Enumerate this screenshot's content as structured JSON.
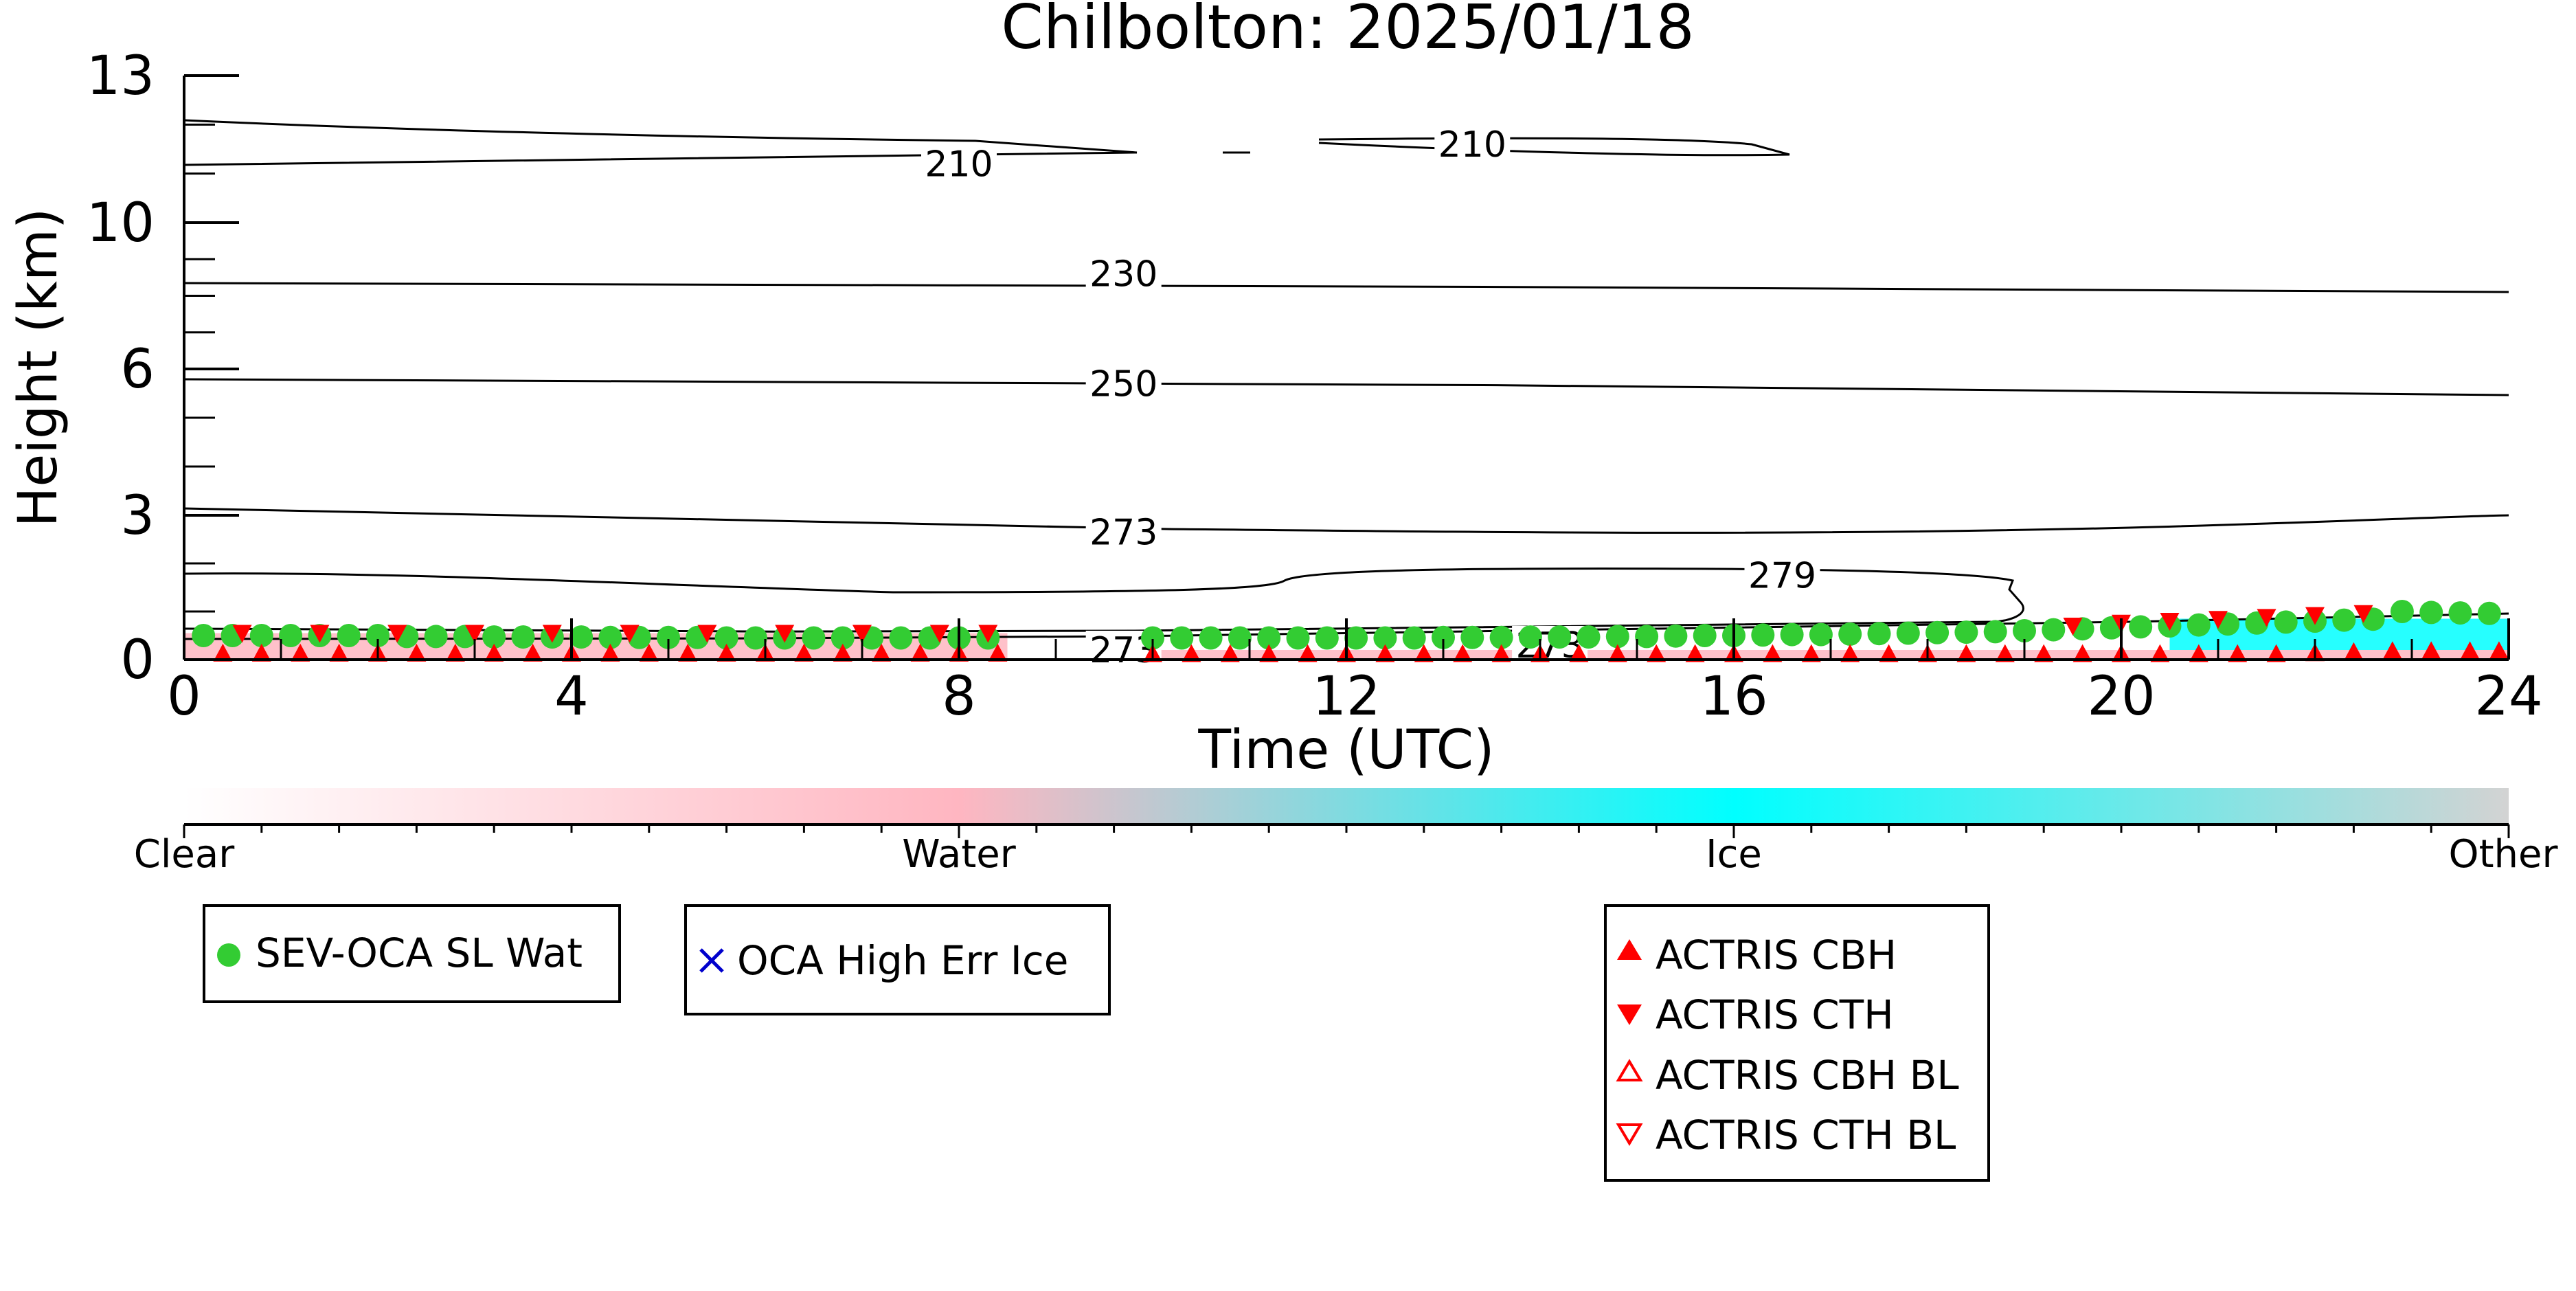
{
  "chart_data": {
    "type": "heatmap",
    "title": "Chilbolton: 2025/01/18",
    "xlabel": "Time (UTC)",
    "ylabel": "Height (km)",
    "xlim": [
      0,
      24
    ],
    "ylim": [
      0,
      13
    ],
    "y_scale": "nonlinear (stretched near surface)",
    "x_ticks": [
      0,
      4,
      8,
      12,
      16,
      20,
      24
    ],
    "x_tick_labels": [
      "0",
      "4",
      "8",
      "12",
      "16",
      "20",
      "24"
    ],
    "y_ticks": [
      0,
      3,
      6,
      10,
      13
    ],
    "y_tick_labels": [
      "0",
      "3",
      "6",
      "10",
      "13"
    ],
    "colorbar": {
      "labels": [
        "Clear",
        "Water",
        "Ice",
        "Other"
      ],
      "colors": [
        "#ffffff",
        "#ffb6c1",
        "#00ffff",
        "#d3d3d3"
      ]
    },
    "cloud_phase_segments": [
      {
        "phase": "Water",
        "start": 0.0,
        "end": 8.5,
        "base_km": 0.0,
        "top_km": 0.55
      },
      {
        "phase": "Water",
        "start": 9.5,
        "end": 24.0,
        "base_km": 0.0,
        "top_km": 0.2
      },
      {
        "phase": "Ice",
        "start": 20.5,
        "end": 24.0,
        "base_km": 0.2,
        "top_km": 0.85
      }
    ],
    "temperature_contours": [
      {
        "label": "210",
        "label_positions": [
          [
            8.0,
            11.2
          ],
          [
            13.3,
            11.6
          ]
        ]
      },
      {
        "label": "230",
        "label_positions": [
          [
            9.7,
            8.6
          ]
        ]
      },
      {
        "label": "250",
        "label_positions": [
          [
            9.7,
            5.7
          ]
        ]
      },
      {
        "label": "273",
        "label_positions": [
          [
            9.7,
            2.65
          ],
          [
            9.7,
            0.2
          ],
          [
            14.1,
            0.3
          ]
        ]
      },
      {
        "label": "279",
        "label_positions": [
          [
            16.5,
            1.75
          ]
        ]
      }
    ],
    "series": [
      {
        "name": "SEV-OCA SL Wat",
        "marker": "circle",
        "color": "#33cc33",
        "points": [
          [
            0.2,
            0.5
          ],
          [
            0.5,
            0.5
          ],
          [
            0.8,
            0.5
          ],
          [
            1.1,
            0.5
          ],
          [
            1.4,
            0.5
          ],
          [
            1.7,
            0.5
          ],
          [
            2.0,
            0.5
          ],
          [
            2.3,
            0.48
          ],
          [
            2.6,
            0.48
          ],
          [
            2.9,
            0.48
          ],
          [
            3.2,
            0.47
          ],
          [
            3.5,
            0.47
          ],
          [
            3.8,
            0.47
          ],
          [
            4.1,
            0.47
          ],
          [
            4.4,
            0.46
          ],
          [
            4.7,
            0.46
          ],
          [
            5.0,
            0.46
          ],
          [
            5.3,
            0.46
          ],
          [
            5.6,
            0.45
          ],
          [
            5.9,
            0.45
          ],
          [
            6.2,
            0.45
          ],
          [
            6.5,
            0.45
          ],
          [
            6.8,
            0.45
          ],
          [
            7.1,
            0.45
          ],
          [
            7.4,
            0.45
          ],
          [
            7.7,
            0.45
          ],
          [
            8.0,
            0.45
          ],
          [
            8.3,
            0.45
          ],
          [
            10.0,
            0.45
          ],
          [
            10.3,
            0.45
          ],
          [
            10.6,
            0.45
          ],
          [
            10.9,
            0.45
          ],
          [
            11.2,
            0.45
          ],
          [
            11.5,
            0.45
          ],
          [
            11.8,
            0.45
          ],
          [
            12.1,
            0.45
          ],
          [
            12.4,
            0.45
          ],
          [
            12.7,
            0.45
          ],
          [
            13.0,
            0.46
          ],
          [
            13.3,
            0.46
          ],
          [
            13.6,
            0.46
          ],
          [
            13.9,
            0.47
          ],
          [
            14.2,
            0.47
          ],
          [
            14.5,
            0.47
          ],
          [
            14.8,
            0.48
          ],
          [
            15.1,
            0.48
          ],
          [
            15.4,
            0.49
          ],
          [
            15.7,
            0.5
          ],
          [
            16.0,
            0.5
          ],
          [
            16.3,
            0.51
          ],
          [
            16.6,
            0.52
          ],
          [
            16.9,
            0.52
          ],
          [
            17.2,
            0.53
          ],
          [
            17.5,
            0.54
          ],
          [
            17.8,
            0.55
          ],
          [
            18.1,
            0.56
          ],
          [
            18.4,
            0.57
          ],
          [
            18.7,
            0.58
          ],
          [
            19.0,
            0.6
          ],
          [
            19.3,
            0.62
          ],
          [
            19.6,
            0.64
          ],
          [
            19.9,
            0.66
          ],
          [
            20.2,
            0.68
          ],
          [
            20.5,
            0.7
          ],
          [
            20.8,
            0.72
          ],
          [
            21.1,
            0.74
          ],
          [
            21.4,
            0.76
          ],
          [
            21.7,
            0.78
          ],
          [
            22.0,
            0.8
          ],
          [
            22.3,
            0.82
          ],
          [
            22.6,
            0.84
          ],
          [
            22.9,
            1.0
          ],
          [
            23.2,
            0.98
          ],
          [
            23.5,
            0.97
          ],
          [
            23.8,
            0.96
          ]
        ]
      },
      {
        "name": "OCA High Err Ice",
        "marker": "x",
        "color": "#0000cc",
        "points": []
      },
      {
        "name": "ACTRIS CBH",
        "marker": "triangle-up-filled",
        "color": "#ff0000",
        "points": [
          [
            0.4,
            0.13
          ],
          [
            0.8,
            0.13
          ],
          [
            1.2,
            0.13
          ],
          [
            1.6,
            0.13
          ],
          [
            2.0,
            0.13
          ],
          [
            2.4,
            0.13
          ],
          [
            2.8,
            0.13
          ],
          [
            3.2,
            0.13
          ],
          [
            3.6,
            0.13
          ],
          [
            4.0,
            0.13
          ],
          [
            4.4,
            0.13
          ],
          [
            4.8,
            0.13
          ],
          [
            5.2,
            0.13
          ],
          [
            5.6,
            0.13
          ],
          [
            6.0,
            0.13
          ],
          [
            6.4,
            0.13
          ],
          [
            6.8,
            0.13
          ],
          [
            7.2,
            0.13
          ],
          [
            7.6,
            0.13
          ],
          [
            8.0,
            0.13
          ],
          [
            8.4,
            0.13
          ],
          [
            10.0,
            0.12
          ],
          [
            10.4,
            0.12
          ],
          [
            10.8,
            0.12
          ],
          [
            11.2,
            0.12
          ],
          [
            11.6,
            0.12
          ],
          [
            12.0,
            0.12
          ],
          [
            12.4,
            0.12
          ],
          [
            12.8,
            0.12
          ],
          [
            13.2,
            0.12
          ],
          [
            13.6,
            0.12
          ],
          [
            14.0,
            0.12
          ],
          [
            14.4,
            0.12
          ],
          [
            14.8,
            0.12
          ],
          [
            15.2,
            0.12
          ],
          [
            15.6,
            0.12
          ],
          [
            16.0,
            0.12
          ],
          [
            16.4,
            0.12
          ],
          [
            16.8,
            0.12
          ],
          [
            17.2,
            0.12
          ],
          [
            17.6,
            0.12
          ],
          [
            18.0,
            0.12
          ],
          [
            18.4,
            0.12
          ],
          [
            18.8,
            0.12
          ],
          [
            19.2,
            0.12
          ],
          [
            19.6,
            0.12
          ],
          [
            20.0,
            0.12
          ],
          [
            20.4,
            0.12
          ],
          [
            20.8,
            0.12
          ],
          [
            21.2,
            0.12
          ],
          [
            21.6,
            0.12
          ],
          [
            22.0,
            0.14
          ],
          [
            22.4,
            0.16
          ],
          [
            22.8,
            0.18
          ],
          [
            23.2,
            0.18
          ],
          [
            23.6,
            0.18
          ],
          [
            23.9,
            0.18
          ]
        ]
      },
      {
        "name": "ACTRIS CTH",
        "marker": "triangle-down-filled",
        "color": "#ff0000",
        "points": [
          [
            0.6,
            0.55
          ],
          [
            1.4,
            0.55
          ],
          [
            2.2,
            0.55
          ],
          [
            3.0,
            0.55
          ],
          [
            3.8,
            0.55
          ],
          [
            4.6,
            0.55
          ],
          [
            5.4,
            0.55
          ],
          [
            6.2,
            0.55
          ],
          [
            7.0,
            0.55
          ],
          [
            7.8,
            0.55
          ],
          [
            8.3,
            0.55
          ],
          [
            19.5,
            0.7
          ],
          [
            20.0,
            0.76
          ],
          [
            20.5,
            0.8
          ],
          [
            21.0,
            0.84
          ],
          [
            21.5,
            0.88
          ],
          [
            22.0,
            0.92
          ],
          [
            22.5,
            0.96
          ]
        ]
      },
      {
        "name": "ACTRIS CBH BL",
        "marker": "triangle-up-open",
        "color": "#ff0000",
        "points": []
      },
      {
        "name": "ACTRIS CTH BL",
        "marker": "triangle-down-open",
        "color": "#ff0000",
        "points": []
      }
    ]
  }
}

▬▬▬

[Prompt]
Which lines hold the word "triangle"? Show each one.

[Exercise answer]
        "marker": "triangle-up-filled",
        "marker": "triangle-down-filled",
        "marker": "triangle-up-open",
        "marker": "triangle-down-open",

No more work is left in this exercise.